*Exercise directions*
In your copy, include every line of the listing below exactly but none of the pictures.

*Task inputs*
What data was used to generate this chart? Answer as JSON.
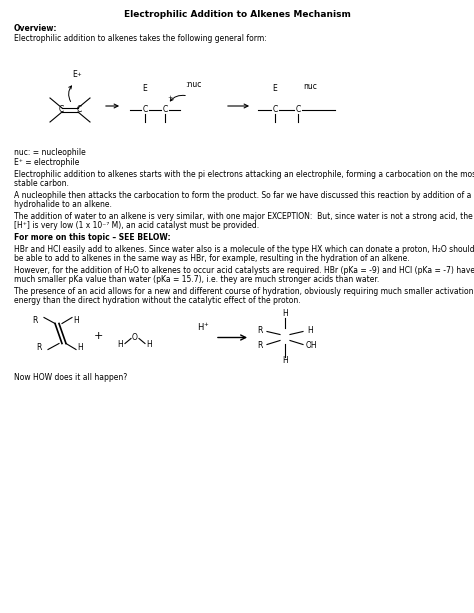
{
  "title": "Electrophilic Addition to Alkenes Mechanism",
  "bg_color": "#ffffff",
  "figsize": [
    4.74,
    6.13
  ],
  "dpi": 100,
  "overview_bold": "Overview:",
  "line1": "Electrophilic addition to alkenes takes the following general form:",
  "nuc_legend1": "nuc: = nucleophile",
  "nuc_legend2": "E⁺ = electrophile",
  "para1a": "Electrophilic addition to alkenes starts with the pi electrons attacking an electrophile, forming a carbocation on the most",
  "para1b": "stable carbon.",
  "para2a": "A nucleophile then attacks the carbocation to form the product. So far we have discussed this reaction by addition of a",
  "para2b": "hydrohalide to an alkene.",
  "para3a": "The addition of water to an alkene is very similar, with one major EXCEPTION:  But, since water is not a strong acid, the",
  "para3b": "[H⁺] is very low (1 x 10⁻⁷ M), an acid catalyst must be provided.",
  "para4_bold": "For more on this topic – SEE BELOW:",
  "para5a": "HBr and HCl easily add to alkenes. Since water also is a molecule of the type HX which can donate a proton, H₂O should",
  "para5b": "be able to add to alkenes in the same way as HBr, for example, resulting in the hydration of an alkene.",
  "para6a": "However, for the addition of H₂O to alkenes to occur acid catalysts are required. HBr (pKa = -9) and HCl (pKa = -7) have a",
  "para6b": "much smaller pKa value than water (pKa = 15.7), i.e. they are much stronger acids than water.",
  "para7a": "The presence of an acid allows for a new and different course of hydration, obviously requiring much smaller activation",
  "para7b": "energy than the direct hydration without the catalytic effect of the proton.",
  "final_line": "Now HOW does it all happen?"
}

*Response to the exercise*
What data was used to generate this chart? Answer as JSON.
{
  "title": "Electrophilic Addition to Alkenes Mechanism",
  "bg_color": "#ffffff",
  "figsize": [
    4.74,
    6.13
  ],
  "dpi": 100,
  "overview_bold": "Overview:",
  "line1": "Electrophilic addition to alkenes takes the following general form:",
  "nuc_legend1": "nuc: = nucleophile",
  "nuc_legend2": "E⁺ = electrophile",
  "para1a": "Electrophilic addition to alkenes starts with the pi electrons attacking an electrophile, forming a carbocation on the most",
  "para1b": "stable carbon.",
  "para2a": "A nucleophile then attacks the carbocation to form the product. So far we have discussed this reaction by addition of a",
  "para2b": "hydrohalide to an alkene.",
  "para3a": "The addition of water to an alkene is very similar, with one major EXCEPTION:  But, since water is not a strong acid, the",
  "para3b": "[H⁺] is very low (1 x 10⁻⁷ M), an acid catalyst must be provided.",
  "para4_bold": "For more on this topic – SEE BELOW:",
  "para5a": "HBr and HCl easily add to alkenes. Since water also is a molecule of the type HX which can donate a proton, H₂O should",
  "para5b": "be able to add to alkenes in the same way as HBr, for example, resulting in the hydration of an alkene.",
  "para6a": "However, for the addition of H₂O to alkenes to occur acid catalysts are required. HBr (pKa = -9) and HCl (pKa = -7) have a",
  "para6b": "much smaller pKa value than water (pKa = 15.7), i.e. they are much stronger acids than water.",
  "para7a": "The presence of an acid allows for a new and different course of hydration, obviously requiring much smaller activation",
  "para7b": "energy than the direct hydration without the catalytic effect of the proton.",
  "final_line": "Now HOW does it all happen?"
}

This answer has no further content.